YOUR INSTRUCTIONS » Return the records that follow unaltered. Omit every picture.

[Stored dataset items]
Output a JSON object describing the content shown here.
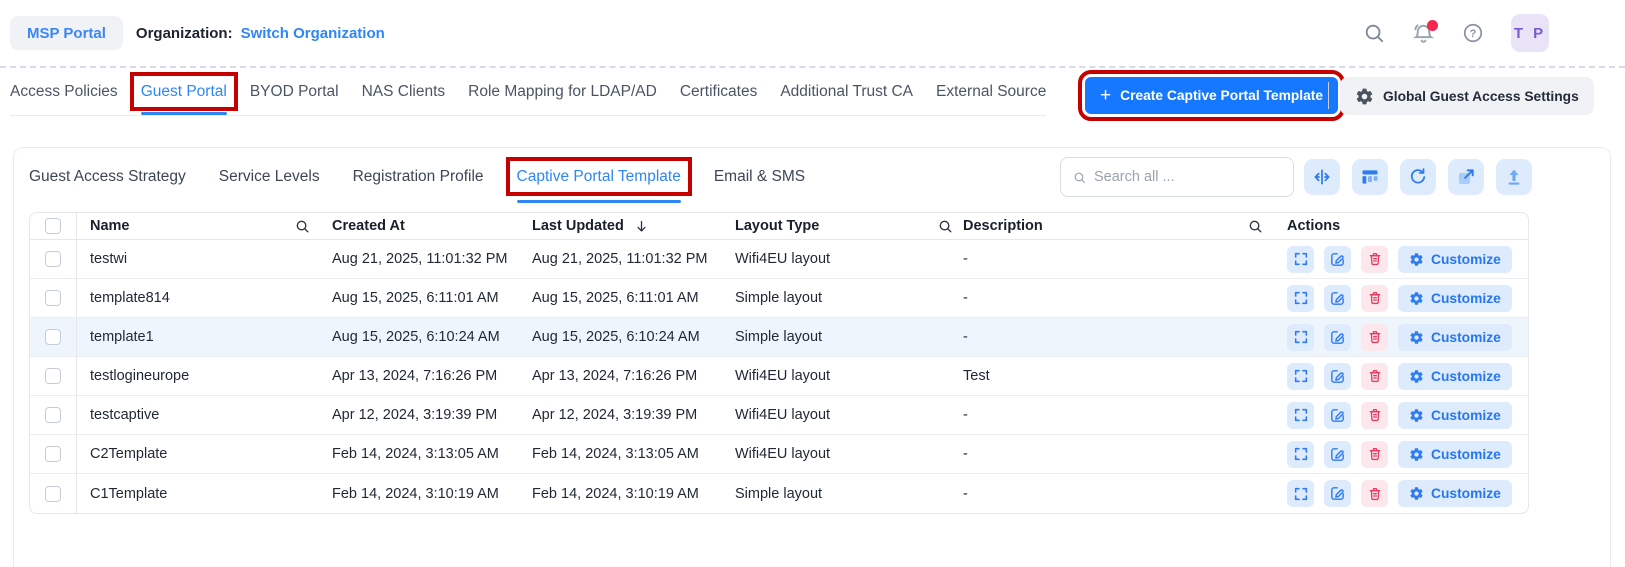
{
  "header": {
    "msp_portal": "MSP Portal",
    "organization_label": "Organization:",
    "organization_name": "Switch Organization",
    "avatar_initials": "T P"
  },
  "main_tabs": {
    "active": "Guest Portal",
    "items": [
      {
        "label": "Access Policies"
      },
      {
        "label": "Guest Portal"
      },
      {
        "label": "BYOD Portal"
      },
      {
        "label": "NAS Clients"
      },
      {
        "label": "Role Mapping for LDAP/AD"
      },
      {
        "label": "Certificates"
      },
      {
        "label": "Additional Trust CA"
      },
      {
        "label": "External Source"
      }
    ]
  },
  "header_actions": {
    "create_template": "Create Captive Portal Template",
    "global_settings": "Global Guest Access Settings"
  },
  "sub_tabs": {
    "active": "Captive Portal Template",
    "items": [
      {
        "label": "Guest Access Strategy"
      },
      {
        "label": "Service Levels"
      },
      {
        "label": "Registration Profile"
      },
      {
        "label": "Captive Portal Template"
      },
      {
        "label": "Email & SMS"
      }
    ]
  },
  "toolbar": {
    "search_placeholder": "Search all ...",
    "icons": [
      "column-resize",
      "table-columns",
      "refresh",
      "open-in-new",
      "export-upload"
    ]
  },
  "table": {
    "columns": {
      "name": "Name",
      "created_at": "Created At",
      "last_updated": "Last Updated",
      "layout_type": "Layout Type",
      "description": "Description",
      "actions": "Actions"
    },
    "sorted_by": "Last Updated",
    "sort_direction": "descending",
    "customize_label": "Customize",
    "rows": [
      {
        "name": "testwi",
        "created_at": "Aug 21, 2025, 11:01:32 PM",
        "last_updated": "Aug 21, 2025, 11:01:32 PM",
        "layout_type": "Wifi4EU layout",
        "description": "-",
        "highlighted": false
      },
      {
        "name": "template814",
        "created_at": "Aug 15, 2025, 6:11:01 AM",
        "last_updated": "Aug 15, 2025, 6:11:01 AM",
        "layout_type": "Simple layout",
        "description": "-",
        "highlighted": false
      },
      {
        "name": "template1",
        "created_at": "Aug 15, 2025, 6:10:24 AM",
        "last_updated": "Aug 15, 2025, 6:10:24 AM",
        "layout_type": "Simple layout",
        "description": "-",
        "highlighted": true
      },
      {
        "name": "testlogineurope",
        "created_at": "Apr 13, 2024, 7:16:26 PM",
        "last_updated": "Apr 13, 2024, 7:16:26 PM",
        "layout_type": "Wifi4EU layout",
        "description": "Test",
        "highlighted": false
      },
      {
        "name": "testcaptive",
        "created_at": "Apr 12, 2024, 3:19:39 PM",
        "last_updated": "Apr 12, 2024, 3:19:39 PM",
        "layout_type": "Wifi4EU layout",
        "description": "-",
        "highlighted": false
      },
      {
        "name": "C2Template",
        "created_at": "Feb 14, 2024, 3:13:05 AM",
        "last_updated": "Feb 14, 2024, 3:13:05 AM",
        "layout_type": "Wifi4EU layout",
        "description": "-",
        "highlighted": false
      },
      {
        "name": "C1Template",
        "created_at": "Feb 14, 2024, 3:10:19 AM",
        "last_updated": "Feb 14, 2024, 3:10:19 AM",
        "layout_type": "Simple layout",
        "description": "-",
        "highlighted": false
      }
    ]
  },
  "colors": {
    "accent_blue": "#1677ff",
    "link_blue": "#2e86f7",
    "annotation_red": "#c40000",
    "icon_button_bg": "#ddebfc",
    "danger_red": "#e8395f",
    "danger_bg": "#fbe7ec",
    "row_highlight": "#eef5fd",
    "avatar_bg": "#e9e3f8",
    "avatar_text": "#7a5ad1"
  }
}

OUTPUT »
Output a JSON object describing the content shown here.
{
  "header": {
    "msp_portal": "MSP Portal",
    "organization_label": "Organization:",
    "organization_name": "Switch Organization",
    "avatar_initials": "T P"
  },
  "main_tabs": {
    "active": "Guest Portal",
    "items": [
      {
        "label": "Access Policies"
      },
      {
        "label": "Guest Portal"
      },
      {
        "label": "BYOD Portal"
      },
      {
        "label": "NAS Clients"
      },
      {
        "label": "Role Mapping for LDAP/AD"
      },
      {
        "label": "Certificates"
      },
      {
        "label": "Additional Trust CA"
      },
      {
        "label": "External Source"
      }
    ]
  },
  "header_actions": {
    "create_template": "Create Captive Portal Template",
    "global_settings": "Global Guest Access Settings"
  },
  "sub_tabs": {
    "active": "Captive Portal Template",
    "items": [
      {
        "label": "Guest Access Strategy"
      },
      {
        "label": "Service Levels"
      },
      {
        "label": "Registration Profile"
      },
      {
        "label": "Captive Portal Template"
      },
      {
        "label": "Email & SMS"
      }
    ]
  },
  "toolbar": {
    "search_placeholder": "Search all ...",
    "icons": [
      "column-resize",
      "table-columns",
      "refresh",
      "open-in-new",
      "export-upload"
    ]
  },
  "table": {
    "columns": {
      "name": "Name",
      "created_at": "Created At",
      "last_updated": "Last Updated",
      "layout_type": "Layout Type",
      "description": "Description",
      "actions": "Actions"
    },
    "sorted_by": "Last Updated",
    "sort_direction": "descending",
    "customize_label": "Customize",
    "rows": [
      {
        "name": "testwi",
        "created_at": "Aug 21, 2025, 11:01:32 PM",
        "last_updated": "Aug 21, 2025, 11:01:32 PM",
        "layout_type": "Wifi4EU layout",
        "description": "-",
        "highlighted": false
      },
      {
        "name": "template814",
        "created_at": "Aug 15, 2025, 6:11:01 AM",
        "last_updated": "Aug 15, 2025, 6:11:01 AM",
        "layout_type": "Simple layout",
        "description": "-",
        "highlighted": false
      },
      {
        "name": "template1",
        "created_at": "Aug 15, 2025, 6:10:24 AM",
        "last_updated": "Aug 15, 2025, 6:10:24 AM",
        "layout_type": "Simple layout",
        "description": "-",
        "highlighted": true
      },
      {
        "name": "testlogineurope",
        "created_at": "Apr 13, 2024, 7:16:26 PM",
        "last_updated": "Apr 13, 2024, 7:16:26 PM",
        "layout_type": "Wifi4EU layout",
        "description": "Test",
        "highlighted": false
      },
      {
        "name": "testcaptive",
        "created_at": "Apr 12, 2024, 3:19:39 PM",
        "last_updated": "Apr 12, 2024, 3:19:39 PM",
        "layout_type": "Wifi4EU layout",
        "description": "-",
        "highlighted": false
      },
      {
        "name": "C2Template",
        "created_at": "Feb 14, 2024, 3:13:05 AM",
        "last_updated": "Feb 14, 2024, 3:13:05 AM",
        "layout_type": "Wifi4EU layout",
        "description": "-",
        "highlighted": false
      },
      {
        "name": "C1Template",
        "created_at": "Feb 14, 2024, 3:10:19 AM",
        "last_updated": "Feb 14, 2024, 3:10:19 AM",
        "layout_type": "Simple layout",
        "description": "-",
        "highlighted": false
      }
    ]
  },
  "colors": {
    "accent_blue": "#1677ff",
    "link_blue": "#2e86f7",
    "annotation_red": "#c40000",
    "icon_button_bg": "#ddebfc",
    "danger_red": "#e8395f",
    "danger_bg": "#fbe7ec",
    "row_highlight": "#eef5fd",
    "avatar_bg": "#e9e3f8",
    "avatar_text": "#7a5ad1"
  }
}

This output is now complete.